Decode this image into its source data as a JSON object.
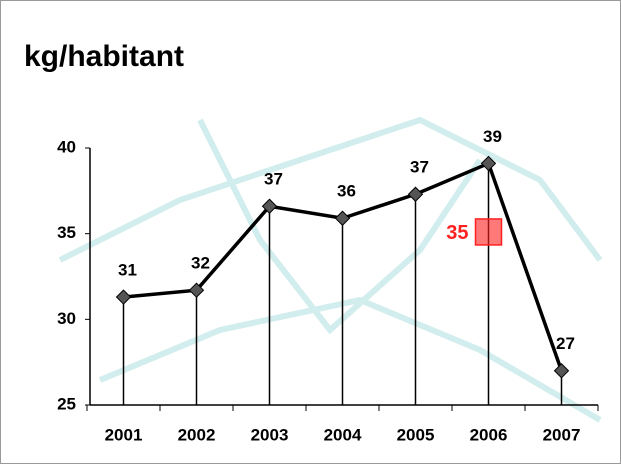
{
  "chart_data": {
    "type": "line",
    "title": "kg/habitant",
    "categories": [
      "2001",
      "2002",
      "2003",
      "2004",
      "2005",
      "2006",
      "2007"
    ],
    "values": [
      31.3,
      31.7,
      36.6,
      35.9,
      37.3,
      39.1,
      27.0
    ],
    "value_labels": [
      "31",
      "32",
      "37",
      "36",
      "37",
      "39",
      "27"
    ],
    "color": "#000000",
    "ylim": [
      25,
      40
    ],
    "yticks": [
      25,
      30,
      35,
      40
    ],
    "annotations": [
      {
        "text": "35",
        "x": "2006",
        "y": 35.1,
        "color": "#ff2020"
      }
    ]
  }
}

++++++++++

- **WHAT TO DO**
Reproduce all entries without any change, and omit the pictures.

- **ANSWER**
Decode this image into its source data as a JSON object.
{
  "chart_data": {
    "type": "line",
    "title": "kg/habitant",
    "categories": [
      "2001",
      "2002",
      "2003",
      "2004",
      "2005",
      "2006",
      "2007"
    ],
    "values": [
      31.3,
      31.7,
      36.6,
      35.9,
      37.3,
      39.1,
      27.0
    ],
    "value_labels": [
      "31",
      "32",
      "37",
      "36",
      "37",
      "39",
      "27"
    ],
    "color": "#000000",
    "ylim": [
      25,
      40
    ],
    "yticks": [
      25,
      30,
      35,
      40
    ],
    "annotations": [
      {
        "text": "35",
        "x": "2006",
        "y": 35.1,
        "color": "#ff2020"
      }
    ]
  }
}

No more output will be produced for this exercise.